[Saved data entries]

..........

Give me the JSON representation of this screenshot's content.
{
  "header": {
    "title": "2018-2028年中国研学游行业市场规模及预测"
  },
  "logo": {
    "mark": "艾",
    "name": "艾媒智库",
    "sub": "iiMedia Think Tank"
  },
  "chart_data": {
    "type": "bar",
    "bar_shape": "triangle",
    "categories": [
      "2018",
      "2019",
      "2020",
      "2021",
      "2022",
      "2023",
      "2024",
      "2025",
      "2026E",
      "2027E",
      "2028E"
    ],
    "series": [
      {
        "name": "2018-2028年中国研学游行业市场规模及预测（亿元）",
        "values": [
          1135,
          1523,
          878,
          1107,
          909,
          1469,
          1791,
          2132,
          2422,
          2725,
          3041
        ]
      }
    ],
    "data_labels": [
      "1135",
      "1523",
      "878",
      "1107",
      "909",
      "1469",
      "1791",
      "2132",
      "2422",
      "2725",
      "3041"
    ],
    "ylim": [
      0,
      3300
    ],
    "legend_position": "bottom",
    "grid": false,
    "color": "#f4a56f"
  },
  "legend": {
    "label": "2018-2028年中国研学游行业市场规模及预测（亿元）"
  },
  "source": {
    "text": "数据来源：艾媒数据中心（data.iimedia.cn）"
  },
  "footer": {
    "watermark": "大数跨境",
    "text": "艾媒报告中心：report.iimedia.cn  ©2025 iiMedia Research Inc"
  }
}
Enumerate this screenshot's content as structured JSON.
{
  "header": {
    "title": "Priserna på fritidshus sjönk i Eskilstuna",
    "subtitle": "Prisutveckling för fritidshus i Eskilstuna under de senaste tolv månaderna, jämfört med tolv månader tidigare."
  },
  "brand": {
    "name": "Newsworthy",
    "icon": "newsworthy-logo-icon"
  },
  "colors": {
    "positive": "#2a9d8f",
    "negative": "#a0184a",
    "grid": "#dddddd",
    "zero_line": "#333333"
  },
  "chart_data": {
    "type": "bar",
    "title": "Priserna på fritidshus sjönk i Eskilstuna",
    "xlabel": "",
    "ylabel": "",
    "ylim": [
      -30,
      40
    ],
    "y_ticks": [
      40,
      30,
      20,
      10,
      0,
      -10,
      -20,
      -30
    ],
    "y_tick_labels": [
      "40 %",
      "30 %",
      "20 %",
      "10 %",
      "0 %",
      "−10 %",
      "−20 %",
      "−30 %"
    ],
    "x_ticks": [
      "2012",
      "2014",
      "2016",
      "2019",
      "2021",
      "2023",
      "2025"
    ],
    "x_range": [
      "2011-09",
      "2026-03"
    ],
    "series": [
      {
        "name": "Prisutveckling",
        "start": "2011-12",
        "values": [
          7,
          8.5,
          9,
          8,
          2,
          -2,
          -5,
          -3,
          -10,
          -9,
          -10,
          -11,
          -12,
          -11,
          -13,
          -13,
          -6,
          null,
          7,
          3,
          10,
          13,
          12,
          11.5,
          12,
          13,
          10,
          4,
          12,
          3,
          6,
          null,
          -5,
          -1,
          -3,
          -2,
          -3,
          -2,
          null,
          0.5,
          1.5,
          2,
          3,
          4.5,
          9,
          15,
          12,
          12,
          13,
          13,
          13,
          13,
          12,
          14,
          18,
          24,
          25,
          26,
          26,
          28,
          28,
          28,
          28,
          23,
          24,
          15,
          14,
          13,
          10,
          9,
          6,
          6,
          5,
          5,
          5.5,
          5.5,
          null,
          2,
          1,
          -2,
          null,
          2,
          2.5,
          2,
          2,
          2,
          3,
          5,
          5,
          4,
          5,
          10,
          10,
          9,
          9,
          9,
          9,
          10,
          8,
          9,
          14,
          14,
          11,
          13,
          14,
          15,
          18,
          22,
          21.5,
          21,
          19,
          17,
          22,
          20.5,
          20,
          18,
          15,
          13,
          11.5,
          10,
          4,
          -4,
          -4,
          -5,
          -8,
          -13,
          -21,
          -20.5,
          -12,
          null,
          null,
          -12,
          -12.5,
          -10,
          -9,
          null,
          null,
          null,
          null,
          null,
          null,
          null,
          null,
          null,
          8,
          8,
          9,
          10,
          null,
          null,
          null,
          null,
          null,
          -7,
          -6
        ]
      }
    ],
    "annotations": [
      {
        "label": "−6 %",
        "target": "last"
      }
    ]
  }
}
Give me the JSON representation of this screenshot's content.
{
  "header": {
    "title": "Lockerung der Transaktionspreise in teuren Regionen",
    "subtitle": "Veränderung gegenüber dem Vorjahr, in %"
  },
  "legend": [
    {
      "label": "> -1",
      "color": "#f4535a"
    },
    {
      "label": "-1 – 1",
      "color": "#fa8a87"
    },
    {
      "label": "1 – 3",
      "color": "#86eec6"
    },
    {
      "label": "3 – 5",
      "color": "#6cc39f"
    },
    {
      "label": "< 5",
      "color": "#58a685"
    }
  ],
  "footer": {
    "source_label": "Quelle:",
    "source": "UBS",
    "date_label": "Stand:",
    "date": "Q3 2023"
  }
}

..........

Task requirements:
Copy the data above in full, character for character.

Response to this task:
Give me the JSON representation of this screenshot's content.
{
  "header": {
    "title": "2018-2028年中国研学游行业市场规模及预测"
  },
  "logo": {
    "mark": "艾",
    "name": "艾媒智库",
    "sub": "iiMedia Think Tank"
  },
  "chart_data": {
    "type": "bar",
    "bar_shape": "triangle",
    "categories": [
      "2018",
      "2019",
      "2020",
      "2021",
      "2022",
      "2023",
      "2024",
      "2025",
      "2026E",
      "2027E",
      "2028E"
    ],
    "series": [
      {
        "name": "2018-2028年中国研学游行业市场规模及预测（亿元）",
        "values": [
          1135,
          1523,
          878,
          1107,
          909,
          1469,
          1791,
          2132,
          2422,
          2725,
          3041
        ]
      }
    ],
    "data_labels": [
      "1135",
      "1523",
      "878",
      "1107",
      "909",
      "1469",
      "1791",
      "2132",
      "2422",
      "2725",
      "3041"
    ],
    "ylim": [
      0,
      3300
    ],
    "legend_position": "bottom",
    "grid": false,
    "color": "#f4a56f"
  },
  "legend": {
    "label": "2018-2028年中国研学游行业市场规模及预测（亿元）"
  },
  "source": {
    "text": "数据来源：艾媒数据中心（data.iimedia.cn）"
  },
  "footer": {
    "watermark": "大数跨境",
    "text": "艾媒报告中心：report.iimedia.cn  ©2025 iiMedia Research Inc"
  }
}
Enumerate this screenshot's content as structured JSON.
{
  "header": {
    "title": "Priserna på fritidshus sjönk i Eskilstuna",
    "subtitle": "Prisutveckling för fritidshus i Eskilstuna under de senaste tolv månaderna, jämfört med tolv månader tidigare."
  },
  "brand": {
    "name": "Newsworthy",
    "icon": "newsworthy-logo-icon"
  },
  "colors": {
    "positive": "#2a9d8f",
    "negative": "#a0184a",
    "grid": "#dddddd",
    "zero_line": "#333333"
  },
  "chart_data": {
    "type": "bar",
    "title": "Priserna på fritidshus sjönk i Eskilstuna",
    "xlabel": "",
    "ylabel": "",
    "ylim": [
      -30,
      40
    ],
    "y_ticks": [
      40,
      30,
      20,
      10,
      0,
      -10,
      -20,
      -30
    ],
    "y_tick_labels": [
      "40 %",
      "30 %",
      "20 %",
      "10 %",
      "0 %",
      "−10 %",
      "−20 %",
      "−30 %"
    ],
    "x_ticks": [
      "2012",
      "2014",
      "2016",
      "2019",
      "2021",
      "2023",
      "2025"
    ],
    "x_range": [
      "2011-09",
      "2026-03"
    ],
    "series": [
      {
        "name": "Prisutveckling",
        "start": "2011-12",
        "values": [
          7,
          8.5,
          9,
          8,
          2,
          -2,
          -5,
          -3,
          -10,
          -9,
          -10,
          -11,
          -12,
          -11,
          -13,
          -13,
          -6,
          null,
          7,
          3,
          10,
          13,
          12,
          11.5,
          12,
          13,
          10,
          4,
          12,
          3,
          6,
          null,
          -5,
          -1,
          -3,
          -2,
          -3,
          -2,
          null,
          0.5,
          1.5,
          2,
          3,
          4.5,
          9,
          15,
          12,
          12,
          13,
          13,
          13,
          13,
          12,
          14,
          18,
          24,
          25,
          26,
          26,
          28,
          28,
          28,
          28,
          23,
          24,
          15,
          14,
          13,
          10,
          9,
          6,
          6,
          5,
          5,
          5.5,
          5.5,
          null,
          2,
          1,
          -2,
          null,
          2,
          2.5,
          2,
          2,
          2,
          3,
          5,
          5,
          4,
          5,
          10,
          10,
          9,
          9,
          9,
          9,
          10,
          8,
          9,
          14,
          14,
          11,
          13,
          14,
          15,
          18,
          22,
          21.5,
          21,
          19,
          17,
          22,
          20.5,
          20,
          18,
          15,
          13,
          11.5,
          10,
          4,
          -4,
          -4,
          -5,
          -8,
          -13,
          -21,
          -20.5,
          -12,
          null,
          null,
          -12,
          -12.5,
          -10,
          -9,
          null,
          null,
          null,
          null,
          null,
          null,
          null,
          null,
          null,
          8,
          8,
          9,
          10,
          null,
          null,
          null,
          null,
          null,
          -7,
          -6
        ]
      }
    ],
    "annotations": [
      {
        "label": "−6 %",
        "target": "last"
      }
    ]
  }
}
Give me the JSON representation of this screenshot's content.
{
  "header": {
    "title": "Lockerung der Transaktionspreise in teuren Regionen",
    "subtitle": "Veränderung gegenüber dem Vorjahr, in %"
  },
  "legend": [
    {
      "label": "> -1",
      "color": "#f4535a"
    },
    {
      "label": "-1 – 1",
      "color": "#fa8a87"
    },
    {
      "label": "1 – 3",
      "color": "#86eec6"
    },
    {
      "label": "3 – 5",
      "color": "#6cc39f"
    },
    {
      "label": "< 5",
      "color": "#58a685"
    }
  ],
  "footer": {
    "source_label": "Quelle:",
    "source": "UBS",
    "date_label": "Stand:",
    "date": "Q3 2023"
  }
}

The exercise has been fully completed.